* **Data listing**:
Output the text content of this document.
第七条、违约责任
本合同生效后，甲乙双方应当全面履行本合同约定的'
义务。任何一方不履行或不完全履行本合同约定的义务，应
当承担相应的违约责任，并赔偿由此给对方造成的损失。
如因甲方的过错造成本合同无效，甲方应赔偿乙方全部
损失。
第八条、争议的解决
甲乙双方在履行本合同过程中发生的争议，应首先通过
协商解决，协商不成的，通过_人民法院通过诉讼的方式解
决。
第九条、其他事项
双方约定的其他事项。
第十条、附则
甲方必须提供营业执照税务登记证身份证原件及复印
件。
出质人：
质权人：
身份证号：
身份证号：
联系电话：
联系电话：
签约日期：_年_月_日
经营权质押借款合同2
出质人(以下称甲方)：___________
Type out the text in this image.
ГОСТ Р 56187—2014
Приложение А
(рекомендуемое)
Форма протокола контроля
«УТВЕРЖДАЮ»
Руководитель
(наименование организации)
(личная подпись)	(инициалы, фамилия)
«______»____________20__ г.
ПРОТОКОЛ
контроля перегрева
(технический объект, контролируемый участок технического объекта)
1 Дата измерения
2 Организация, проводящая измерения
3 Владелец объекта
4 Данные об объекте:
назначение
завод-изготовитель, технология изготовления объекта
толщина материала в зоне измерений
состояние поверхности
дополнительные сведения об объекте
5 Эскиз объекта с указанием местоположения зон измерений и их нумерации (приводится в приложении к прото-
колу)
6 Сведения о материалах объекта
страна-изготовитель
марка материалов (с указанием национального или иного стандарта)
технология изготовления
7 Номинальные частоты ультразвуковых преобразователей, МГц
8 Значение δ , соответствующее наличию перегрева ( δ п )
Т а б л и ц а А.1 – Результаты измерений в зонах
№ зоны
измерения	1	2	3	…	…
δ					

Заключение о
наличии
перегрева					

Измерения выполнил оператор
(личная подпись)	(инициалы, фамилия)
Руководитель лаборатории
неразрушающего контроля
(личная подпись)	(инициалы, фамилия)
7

* **Directions for this task**: Quote the entire listing above exactly.

* **Final answer**:
Output the text content of this document.
第七条、违约责任
本合同生效后，甲乙双方应当全面履行本合同约定的'
义务。任何一方不履行或不完全履行本合同约定的义务，应
当承担相应的违约责任，并赔偿由此给对方造成的损失。
如因甲方的过错造成本合同无效，甲方应赔偿乙方全部
损失。
第八条、争议的解决
甲乙双方在履行本合同过程中发生的争议，应首先通过
协商解决，协商不成的，通过_人民法院通过诉讼的方式解
决。
第九条、其他事项
双方约定的其他事项。
第十条、附则
甲方必须提供营业执照税务登记证身份证原件及复印
件。
出质人：
质权人：
身份证号：
身份证号：
联系电话：
联系电话：
签约日期：_年_月_日
经营权质押借款合同2
出质人(以下称甲方)：___________
Type out the text in this image.
ГОСТ Р 56187—2014
Приложение А
(рекомендуемое)
Форма протокола контроля
«УТВЕРЖДАЮ»
Руководитель
(наименование организации)
(личная подпись)	(инициалы, фамилия)
«______»____________20__ г.
ПРОТОКОЛ
контроля перегрева
(технический объект, контролируемый участок технического объекта)
1 Дата измерения
2 Организация, проводящая измерения
3 Владелец объекта
4 Данные об объекте:
назначение
завод-изготовитель, технология изготовления объекта
толщина материала в зоне измерений
состояние поверхности
дополнительные сведения об объекте
5 Эскиз объекта с указанием местоположения зон измерений и их нумерации (приводится в приложении к прото-
колу)
6 Сведения о материалах объекта
страна-изготовитель
марка материалов (с указанием национального или иного стандарта)
технология изготовления
7 Номинальные частоты ультразвуковых преобразователей, МГц
8 Значение δ , соответствующее наличию перегрева ( δ п )
Т а б л и ц а А.1 – Результаты измерений в зонах
№ зоны
измерения	1	2	3	…	…
δ					

Заключение о
наличии
перегрева					

Измерения выполнил оператор
(личная подпись)	(инициалы, фамилия)
Руководитель лаборатории
неразрушающего контроля
(личная подпись)	(инициалы, фамилия)
7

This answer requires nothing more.